14. Partijen zijn erop gewezen dat tegen deze mondelinge uitspraak geen hoger beroep of verzet openstaat.

Beslissing

De voorzieningenrechter:
- wijst het verzoek toe;
- schorst het bestreden besluit tot de beslissing op bezwaar;
- bepaalt dat het college het griffierecht van € 187,- aan verzoeker moet vergoeden;
- veroordeelt het college tot betaling van € 1.814,- aan proceskosten aan verzoeker.
Deze uitspraak is uitgesproken in het openbaar op 29 oktober 2025 door
mr. M.B.L. van der Weele, voorzieningenrechter, in aanwezigheid van mr. A. Kloos, griffier.
De griffier en de voorzieningenrechter zijn verhinderd de uitspraak te ondertekenen.
Een afschrift van dit proces-verbaal is verzonden aan partijen op: 31 oktober 2025

Tegen deze uitspraak staat geen hoger beroep of verzet open.

Voetnoten

1.Deze ontheffing is ook met het bestreden besluit verleend en daartegen heeft verzoeker geen gronden aangevoerd.
2.Zie bijvoorbeeld de uitspraak van 17 november 2010, ECLI:NL:RVS:2010:BO4201.
3.Dit besluit is op 1 januari 2021 in werking getreden.
4.Uitspraak van de Afdeling van 8 februari 2012, ECLI:NL:RVS:2012:BV3184.

[Gegevensinvoer]
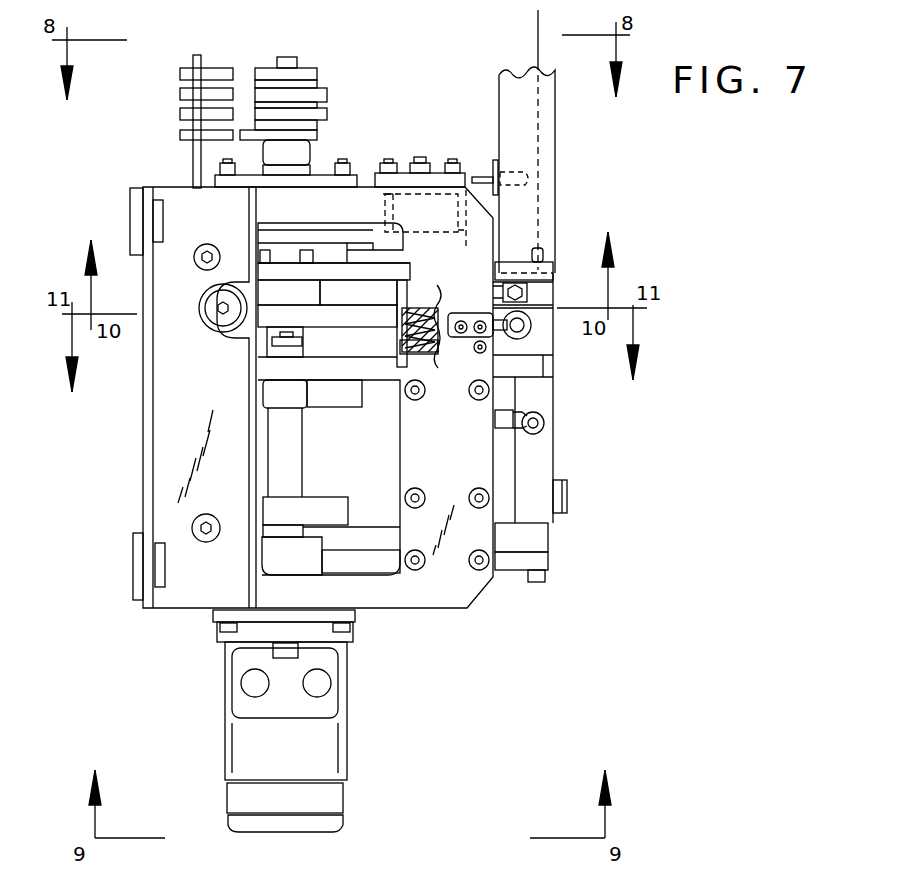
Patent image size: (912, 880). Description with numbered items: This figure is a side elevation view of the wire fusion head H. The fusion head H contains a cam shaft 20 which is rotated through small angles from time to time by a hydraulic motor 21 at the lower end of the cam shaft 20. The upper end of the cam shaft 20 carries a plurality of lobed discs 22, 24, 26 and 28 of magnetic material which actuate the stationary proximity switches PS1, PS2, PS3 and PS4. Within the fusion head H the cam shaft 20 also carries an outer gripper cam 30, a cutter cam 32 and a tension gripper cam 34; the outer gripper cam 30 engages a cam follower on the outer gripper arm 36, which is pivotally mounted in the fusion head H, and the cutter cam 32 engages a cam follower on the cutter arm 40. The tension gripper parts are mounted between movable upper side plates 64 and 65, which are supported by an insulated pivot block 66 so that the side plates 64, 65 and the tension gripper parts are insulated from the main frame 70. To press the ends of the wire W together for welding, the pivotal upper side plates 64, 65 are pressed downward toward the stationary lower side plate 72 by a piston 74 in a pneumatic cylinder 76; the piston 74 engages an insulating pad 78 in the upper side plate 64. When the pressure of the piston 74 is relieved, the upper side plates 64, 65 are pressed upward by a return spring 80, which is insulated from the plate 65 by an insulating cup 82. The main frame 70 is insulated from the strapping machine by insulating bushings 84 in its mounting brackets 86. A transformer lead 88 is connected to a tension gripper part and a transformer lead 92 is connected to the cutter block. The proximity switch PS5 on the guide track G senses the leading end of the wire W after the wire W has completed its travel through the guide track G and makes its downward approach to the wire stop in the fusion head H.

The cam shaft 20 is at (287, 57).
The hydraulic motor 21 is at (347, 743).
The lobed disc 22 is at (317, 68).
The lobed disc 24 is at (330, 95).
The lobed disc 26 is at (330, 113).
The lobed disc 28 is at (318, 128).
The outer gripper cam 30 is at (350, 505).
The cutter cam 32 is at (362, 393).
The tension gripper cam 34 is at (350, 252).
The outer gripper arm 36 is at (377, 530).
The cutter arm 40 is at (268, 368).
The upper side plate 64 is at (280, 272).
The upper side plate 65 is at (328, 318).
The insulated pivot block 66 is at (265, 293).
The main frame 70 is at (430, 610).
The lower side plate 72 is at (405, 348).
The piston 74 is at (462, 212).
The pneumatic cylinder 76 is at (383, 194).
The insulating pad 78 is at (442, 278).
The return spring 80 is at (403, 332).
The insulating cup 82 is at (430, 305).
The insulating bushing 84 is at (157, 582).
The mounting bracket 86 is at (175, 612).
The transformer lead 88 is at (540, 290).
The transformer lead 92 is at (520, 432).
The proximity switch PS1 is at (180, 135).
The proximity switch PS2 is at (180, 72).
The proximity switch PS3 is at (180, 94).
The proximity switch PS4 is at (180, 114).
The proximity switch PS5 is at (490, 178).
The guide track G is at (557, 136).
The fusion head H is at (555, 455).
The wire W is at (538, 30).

* * *

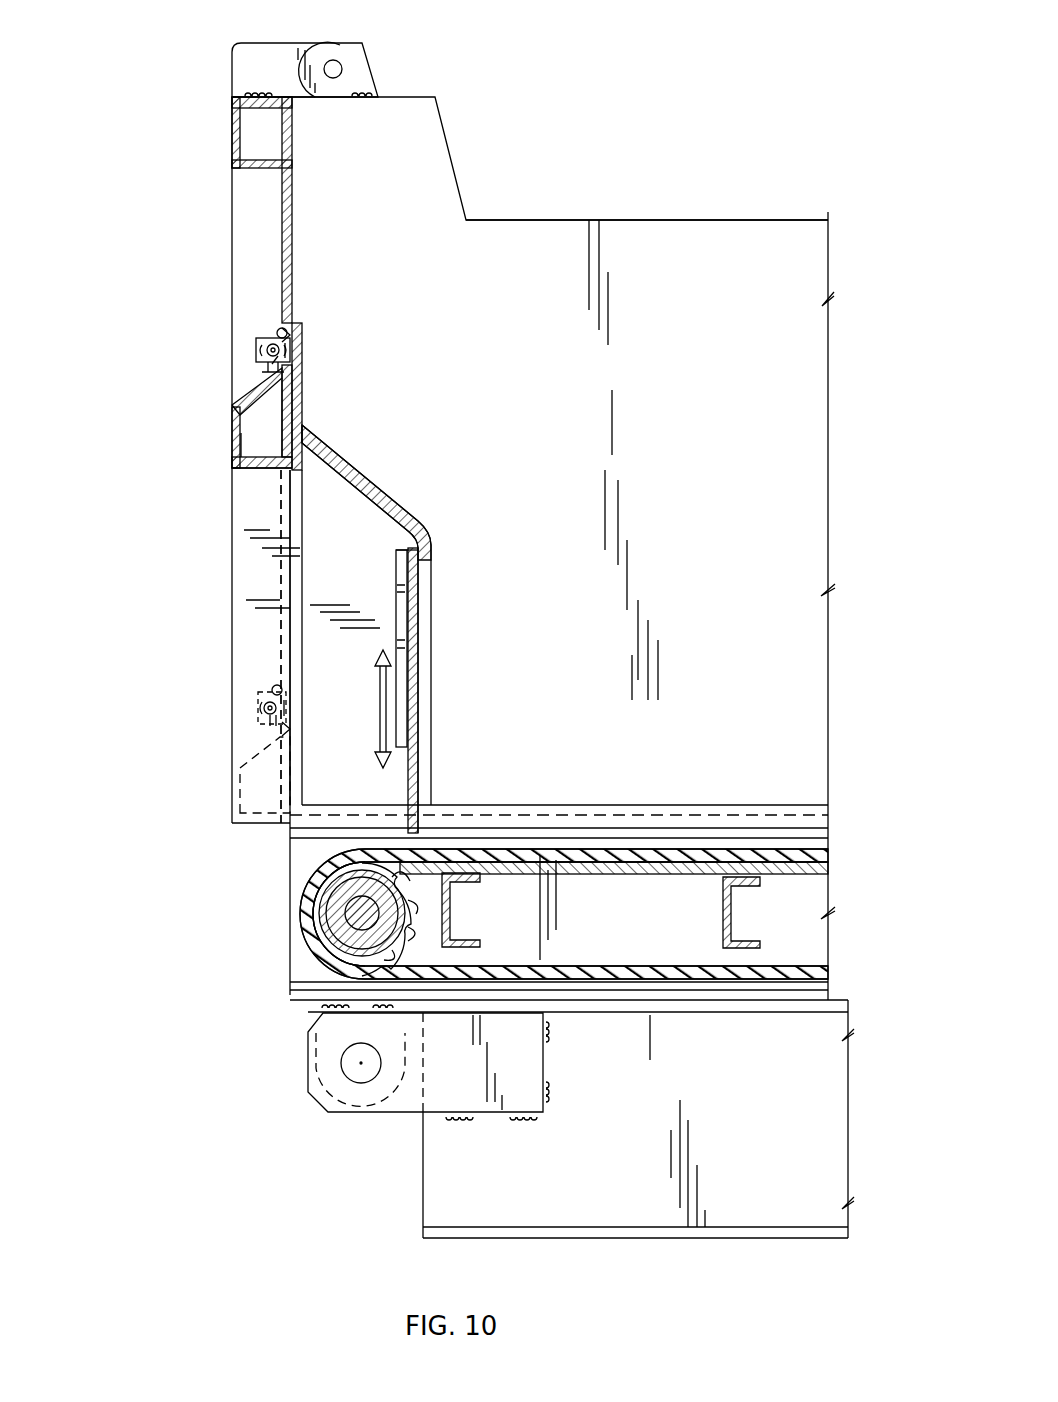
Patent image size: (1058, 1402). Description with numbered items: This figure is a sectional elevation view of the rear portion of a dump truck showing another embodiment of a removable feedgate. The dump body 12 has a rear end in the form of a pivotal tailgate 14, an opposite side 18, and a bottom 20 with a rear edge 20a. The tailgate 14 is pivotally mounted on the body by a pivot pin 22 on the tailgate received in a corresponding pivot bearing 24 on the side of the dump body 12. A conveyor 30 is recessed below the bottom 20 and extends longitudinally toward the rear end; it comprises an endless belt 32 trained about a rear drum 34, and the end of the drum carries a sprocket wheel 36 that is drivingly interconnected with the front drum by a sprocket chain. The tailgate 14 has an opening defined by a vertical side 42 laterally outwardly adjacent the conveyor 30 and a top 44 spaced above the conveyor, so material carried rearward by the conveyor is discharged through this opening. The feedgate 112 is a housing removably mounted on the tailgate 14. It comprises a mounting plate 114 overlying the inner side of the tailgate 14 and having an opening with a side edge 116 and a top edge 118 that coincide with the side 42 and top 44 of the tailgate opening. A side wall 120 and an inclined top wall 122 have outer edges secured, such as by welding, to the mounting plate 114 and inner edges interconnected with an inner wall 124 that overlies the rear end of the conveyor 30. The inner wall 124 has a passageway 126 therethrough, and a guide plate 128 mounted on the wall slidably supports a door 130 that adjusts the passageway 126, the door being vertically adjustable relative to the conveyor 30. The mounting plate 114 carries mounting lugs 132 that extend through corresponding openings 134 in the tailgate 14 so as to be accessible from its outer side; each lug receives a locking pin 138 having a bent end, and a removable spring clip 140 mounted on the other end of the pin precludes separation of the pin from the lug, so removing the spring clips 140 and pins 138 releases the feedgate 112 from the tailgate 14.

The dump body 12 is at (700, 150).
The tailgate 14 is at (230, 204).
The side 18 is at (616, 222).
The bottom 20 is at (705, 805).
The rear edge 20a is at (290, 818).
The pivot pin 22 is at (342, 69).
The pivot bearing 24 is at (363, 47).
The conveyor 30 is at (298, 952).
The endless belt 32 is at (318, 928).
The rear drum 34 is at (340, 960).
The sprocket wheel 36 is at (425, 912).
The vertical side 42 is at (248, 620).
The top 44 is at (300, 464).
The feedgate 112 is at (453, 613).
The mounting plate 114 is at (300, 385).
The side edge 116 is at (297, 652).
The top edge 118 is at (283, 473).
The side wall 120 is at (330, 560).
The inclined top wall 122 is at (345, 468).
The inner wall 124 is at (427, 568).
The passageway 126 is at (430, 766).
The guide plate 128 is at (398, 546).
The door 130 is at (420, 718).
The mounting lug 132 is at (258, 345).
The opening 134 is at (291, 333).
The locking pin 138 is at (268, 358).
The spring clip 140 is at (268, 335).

* * *

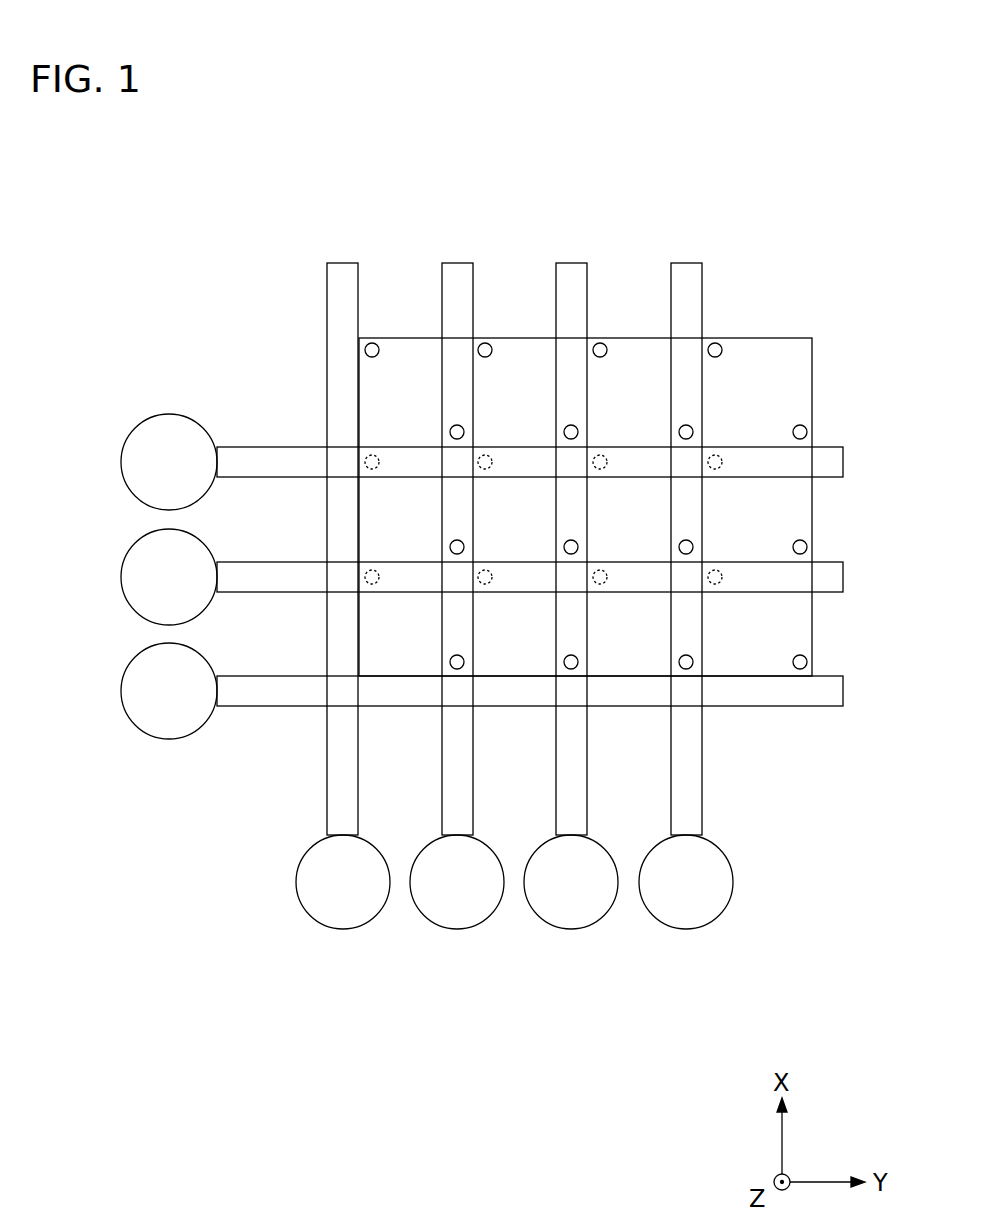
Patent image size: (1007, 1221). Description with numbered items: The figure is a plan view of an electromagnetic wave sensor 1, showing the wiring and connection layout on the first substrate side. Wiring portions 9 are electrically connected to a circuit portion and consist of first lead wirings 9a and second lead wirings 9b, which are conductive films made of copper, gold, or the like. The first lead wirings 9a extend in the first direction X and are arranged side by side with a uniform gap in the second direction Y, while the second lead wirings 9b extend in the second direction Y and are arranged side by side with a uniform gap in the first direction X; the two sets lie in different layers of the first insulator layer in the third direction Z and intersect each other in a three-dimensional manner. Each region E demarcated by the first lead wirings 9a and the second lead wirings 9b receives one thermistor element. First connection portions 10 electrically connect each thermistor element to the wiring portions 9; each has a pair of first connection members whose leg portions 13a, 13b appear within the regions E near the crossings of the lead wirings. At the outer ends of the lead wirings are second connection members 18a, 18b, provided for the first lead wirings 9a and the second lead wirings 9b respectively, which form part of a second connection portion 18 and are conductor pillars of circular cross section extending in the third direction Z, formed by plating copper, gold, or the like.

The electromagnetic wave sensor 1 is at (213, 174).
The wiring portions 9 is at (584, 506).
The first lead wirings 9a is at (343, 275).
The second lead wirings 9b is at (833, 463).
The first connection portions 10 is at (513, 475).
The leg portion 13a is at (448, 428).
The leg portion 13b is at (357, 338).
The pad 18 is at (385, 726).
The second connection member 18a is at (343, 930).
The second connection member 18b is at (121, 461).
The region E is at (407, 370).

→ Opdracht 1
Beantwoord de volgende vragen over de tekst van de uitspraak.
(a) Welk bedrag aan proceskosten moet het college aan verzoeker betalen?
(b) Op welke datum is de uitspraak in het openbaar uitgesproken?
(c) Op welke datum is het besluit uit voetnoot 3 in werking getreden?
→ Opdracht 2
Neem uit de records letterlijk de regels over, te beginnen bij de regel met "Patent image size: (912, 880)." en doorlopend tot en met de regel met "The lobed disc 28 is at (318, 128).".

→ Antwoord 1
(a) € 1.814,-
(b) 29 oktober 2025
(c) 1 januari 2021

→ Antwoord 2
Patent image size: (912, 880). Description with numbered items: This figure is a side elevation view of the wire fusion head H. The fusion head H contains a cam shaft 20 which is rotated through small angles from time to time by a hydraulic motor 21 at the lower end of the cam shaft 20. The upper end of the cam shaft 20 carries a plurality of lobed discs 22, 24, 26 and 28 of magnetic material which actuate the stationary proximity switches PS1, PS2, PS3 and PS4. Within the fusion head H the cam shaft 20 also carries an outer gripper cam 30, a cutter cam 32 and a tension gripper cam 34; the outer gripper cam 30 engages a cam follower on the outer gripper arm 36, which is pivotally mounted in the fusion head H, and the cutter cam 32 engages a cam follower on the cutter arm 40. The tension gripper parts are mounted between movable upper side plates 64 and 65, which are supported by an insulated pivot block 66 so that the side plates 64, 65 and the tension gripper parts are insulated from the main frame 70. To press the ends of the wire W together for welding, the pivotal upper side plates 64, 65 are pressed downward toward the stationary lower side plate 72 by a piston 74 in a pneumatic cylinder 76; the piston 74 engages an insulating pad 78 in the upper side plate 64. When the pressure of the piston 74 is relieved, the upper side plates 64, 65 are pressed upward by a return spring 80, which is insulated from the plate 65 by an insulating cup 82. The main frame 70 is insulated from the strapping machine by insulating bushings 84 in its mounting brackets 86. A transformer lead 88 is connected to a tension gripper part and a transformer lead 92 is connected to the cutter block. The proximity switch PS5 on the guide track G senses the leading end of the wire W after the wire W has completed its travel through the guide track G and makes its downward approach to the wire stop in the fusion head H.

The cam shaft 20 is at (287, 57).
The hydraulic motor 21 is at (347, 743).
The lobed disc 22 is at (317, 68).
The lobed disc 24 is at (330, 95).
The lobed disc 26 is at (330, 113).
The lobed disc 28 is at (318, 128).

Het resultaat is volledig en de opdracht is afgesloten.